▶ **Task to complete**: Copy every line of the entries that includes the word "relative".
══ Recorded data
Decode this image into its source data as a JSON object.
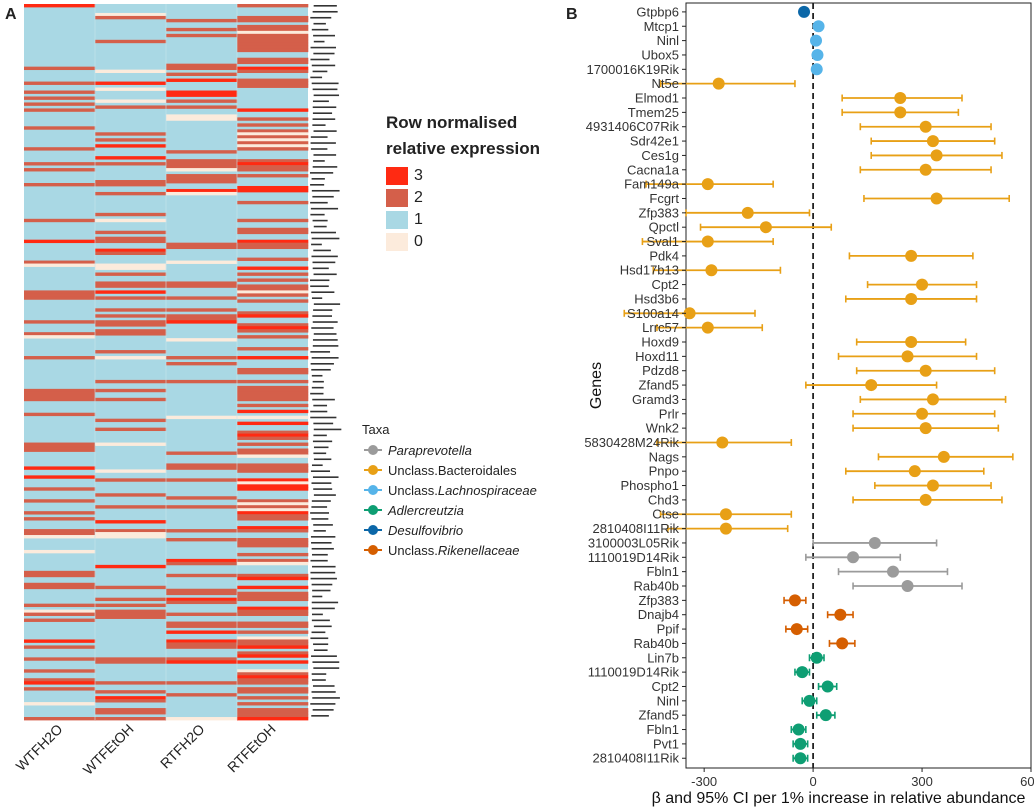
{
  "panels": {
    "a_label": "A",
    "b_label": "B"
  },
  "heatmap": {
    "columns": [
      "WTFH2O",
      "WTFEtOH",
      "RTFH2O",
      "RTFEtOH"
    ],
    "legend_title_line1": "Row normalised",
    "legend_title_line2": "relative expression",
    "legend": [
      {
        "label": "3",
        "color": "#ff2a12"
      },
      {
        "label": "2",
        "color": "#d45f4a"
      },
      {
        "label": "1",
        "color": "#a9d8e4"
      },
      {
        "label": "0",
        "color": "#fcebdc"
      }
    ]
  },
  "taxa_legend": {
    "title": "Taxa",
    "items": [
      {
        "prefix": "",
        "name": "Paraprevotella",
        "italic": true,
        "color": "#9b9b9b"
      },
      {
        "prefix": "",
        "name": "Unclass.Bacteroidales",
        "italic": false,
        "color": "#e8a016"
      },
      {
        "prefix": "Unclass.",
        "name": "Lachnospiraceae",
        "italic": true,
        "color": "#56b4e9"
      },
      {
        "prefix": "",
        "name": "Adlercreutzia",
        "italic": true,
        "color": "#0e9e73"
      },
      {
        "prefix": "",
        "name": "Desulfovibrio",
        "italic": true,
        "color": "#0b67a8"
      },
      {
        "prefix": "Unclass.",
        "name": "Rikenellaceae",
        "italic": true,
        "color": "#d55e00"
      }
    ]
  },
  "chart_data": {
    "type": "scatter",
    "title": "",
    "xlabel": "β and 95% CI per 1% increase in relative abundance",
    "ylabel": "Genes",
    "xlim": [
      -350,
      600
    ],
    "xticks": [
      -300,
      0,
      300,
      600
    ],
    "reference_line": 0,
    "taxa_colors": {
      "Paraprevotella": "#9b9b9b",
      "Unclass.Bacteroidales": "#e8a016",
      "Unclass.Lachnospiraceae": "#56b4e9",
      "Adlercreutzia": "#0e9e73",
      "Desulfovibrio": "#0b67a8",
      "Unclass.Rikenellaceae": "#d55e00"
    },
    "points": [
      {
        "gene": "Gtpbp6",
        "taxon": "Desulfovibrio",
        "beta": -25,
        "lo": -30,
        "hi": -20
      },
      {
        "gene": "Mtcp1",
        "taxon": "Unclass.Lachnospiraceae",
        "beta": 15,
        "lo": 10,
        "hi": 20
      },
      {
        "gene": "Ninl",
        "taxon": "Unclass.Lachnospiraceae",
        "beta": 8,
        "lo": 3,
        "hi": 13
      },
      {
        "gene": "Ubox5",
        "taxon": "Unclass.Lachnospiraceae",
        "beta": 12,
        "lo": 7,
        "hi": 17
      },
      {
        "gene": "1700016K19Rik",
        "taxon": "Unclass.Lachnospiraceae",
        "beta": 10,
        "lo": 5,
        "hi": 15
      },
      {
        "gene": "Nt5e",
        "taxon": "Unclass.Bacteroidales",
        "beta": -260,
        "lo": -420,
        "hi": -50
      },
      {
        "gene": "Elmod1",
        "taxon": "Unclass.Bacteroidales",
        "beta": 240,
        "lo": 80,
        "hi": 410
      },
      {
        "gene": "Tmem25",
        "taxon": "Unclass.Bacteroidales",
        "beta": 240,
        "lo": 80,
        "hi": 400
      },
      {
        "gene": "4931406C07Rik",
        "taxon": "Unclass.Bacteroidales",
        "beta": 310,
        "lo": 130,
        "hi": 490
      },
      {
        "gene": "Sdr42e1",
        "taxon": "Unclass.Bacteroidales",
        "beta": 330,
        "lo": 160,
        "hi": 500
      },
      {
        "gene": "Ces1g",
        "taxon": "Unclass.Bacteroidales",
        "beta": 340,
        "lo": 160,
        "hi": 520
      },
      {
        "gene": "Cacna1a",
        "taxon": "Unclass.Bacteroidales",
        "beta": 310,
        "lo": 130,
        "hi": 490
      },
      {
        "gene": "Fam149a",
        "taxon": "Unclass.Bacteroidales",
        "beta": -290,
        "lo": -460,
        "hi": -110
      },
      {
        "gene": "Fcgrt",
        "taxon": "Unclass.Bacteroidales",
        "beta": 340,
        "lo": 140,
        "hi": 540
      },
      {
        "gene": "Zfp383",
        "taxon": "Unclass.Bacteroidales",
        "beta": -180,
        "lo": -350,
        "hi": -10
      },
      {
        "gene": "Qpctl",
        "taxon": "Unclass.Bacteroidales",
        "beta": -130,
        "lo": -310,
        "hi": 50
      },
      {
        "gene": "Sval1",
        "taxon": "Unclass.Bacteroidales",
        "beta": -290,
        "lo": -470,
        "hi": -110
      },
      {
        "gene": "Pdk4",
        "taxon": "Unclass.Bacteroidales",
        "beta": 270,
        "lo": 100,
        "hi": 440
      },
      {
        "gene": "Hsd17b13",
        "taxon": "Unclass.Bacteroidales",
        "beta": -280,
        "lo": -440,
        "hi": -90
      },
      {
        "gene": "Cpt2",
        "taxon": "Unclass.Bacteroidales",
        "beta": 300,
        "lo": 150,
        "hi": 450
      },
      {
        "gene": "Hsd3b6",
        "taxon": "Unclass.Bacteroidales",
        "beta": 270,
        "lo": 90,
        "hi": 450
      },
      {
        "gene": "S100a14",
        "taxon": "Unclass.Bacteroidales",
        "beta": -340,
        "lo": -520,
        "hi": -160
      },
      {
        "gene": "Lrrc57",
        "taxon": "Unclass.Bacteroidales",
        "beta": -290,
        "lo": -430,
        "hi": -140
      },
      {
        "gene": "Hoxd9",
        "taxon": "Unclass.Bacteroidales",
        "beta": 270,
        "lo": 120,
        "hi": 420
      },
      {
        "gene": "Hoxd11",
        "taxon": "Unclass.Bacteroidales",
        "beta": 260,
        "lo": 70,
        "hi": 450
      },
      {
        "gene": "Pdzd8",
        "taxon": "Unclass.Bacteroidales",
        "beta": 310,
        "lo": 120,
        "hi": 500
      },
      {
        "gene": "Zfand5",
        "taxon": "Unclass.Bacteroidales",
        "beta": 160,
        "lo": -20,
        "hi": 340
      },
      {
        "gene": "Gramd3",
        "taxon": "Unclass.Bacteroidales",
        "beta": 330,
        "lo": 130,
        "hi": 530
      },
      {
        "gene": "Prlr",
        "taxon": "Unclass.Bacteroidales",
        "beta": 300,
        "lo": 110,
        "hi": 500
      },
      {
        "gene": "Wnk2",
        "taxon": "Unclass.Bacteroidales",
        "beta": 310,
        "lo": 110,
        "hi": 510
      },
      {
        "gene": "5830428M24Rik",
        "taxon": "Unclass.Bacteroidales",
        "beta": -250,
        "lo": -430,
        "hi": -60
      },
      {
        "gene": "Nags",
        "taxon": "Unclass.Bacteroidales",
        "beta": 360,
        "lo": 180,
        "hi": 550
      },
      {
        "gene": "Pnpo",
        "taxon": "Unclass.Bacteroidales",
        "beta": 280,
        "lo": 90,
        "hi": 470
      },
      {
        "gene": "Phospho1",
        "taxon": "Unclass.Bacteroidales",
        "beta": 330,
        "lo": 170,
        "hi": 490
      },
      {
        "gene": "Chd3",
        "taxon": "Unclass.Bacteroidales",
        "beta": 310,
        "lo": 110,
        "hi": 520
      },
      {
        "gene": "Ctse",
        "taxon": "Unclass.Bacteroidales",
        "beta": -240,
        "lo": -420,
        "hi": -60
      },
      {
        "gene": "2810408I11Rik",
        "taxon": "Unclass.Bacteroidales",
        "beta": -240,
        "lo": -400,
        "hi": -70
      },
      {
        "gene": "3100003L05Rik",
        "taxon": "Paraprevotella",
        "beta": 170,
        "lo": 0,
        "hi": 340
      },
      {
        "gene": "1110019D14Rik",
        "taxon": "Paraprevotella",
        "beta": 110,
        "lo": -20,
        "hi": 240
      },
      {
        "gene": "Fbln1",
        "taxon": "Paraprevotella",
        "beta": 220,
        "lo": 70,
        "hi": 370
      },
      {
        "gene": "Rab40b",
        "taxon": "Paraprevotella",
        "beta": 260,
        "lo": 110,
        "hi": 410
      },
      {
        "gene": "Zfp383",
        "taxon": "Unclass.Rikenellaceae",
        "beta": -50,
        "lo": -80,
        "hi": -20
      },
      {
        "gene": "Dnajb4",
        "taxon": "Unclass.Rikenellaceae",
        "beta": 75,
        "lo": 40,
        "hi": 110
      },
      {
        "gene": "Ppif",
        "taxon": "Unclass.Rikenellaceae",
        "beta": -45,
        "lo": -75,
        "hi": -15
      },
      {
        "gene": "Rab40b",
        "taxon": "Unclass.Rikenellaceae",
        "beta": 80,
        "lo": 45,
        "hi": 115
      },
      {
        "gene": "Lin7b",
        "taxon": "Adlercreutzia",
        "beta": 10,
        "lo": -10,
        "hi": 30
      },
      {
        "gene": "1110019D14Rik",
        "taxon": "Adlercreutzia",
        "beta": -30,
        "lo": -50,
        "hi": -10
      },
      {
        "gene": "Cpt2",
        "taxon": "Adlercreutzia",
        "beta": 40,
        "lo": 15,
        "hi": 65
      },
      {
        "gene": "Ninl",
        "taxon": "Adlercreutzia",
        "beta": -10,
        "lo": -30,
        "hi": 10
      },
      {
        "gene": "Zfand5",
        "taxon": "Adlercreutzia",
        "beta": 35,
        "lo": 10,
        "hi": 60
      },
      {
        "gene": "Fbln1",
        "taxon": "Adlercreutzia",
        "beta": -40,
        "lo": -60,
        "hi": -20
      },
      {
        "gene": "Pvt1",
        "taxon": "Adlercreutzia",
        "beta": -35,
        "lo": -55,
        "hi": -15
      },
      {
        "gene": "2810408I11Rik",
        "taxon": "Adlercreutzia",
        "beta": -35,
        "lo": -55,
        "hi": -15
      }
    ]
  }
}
════
══ Recorded data
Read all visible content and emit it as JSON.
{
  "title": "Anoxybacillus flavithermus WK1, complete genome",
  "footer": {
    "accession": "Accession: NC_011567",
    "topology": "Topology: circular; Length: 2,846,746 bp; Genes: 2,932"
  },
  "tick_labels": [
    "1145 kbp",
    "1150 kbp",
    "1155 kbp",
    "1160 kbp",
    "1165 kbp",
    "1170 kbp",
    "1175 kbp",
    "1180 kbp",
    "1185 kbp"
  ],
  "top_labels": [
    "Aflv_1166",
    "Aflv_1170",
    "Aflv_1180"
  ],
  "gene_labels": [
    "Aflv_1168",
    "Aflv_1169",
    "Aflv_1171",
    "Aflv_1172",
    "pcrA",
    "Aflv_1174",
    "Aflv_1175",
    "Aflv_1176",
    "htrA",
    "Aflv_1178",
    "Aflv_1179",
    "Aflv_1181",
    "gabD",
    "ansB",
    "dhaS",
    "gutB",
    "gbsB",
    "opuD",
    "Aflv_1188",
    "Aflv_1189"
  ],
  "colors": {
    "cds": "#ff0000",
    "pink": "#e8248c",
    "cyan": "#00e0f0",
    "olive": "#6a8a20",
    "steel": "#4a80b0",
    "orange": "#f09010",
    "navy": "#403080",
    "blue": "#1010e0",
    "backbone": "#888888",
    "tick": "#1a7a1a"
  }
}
════
▶ **Answer section**:
    "legend_title_line2": "relative expression",
    "xlabel": "β and 95% CI per 1% increase in relative abundance",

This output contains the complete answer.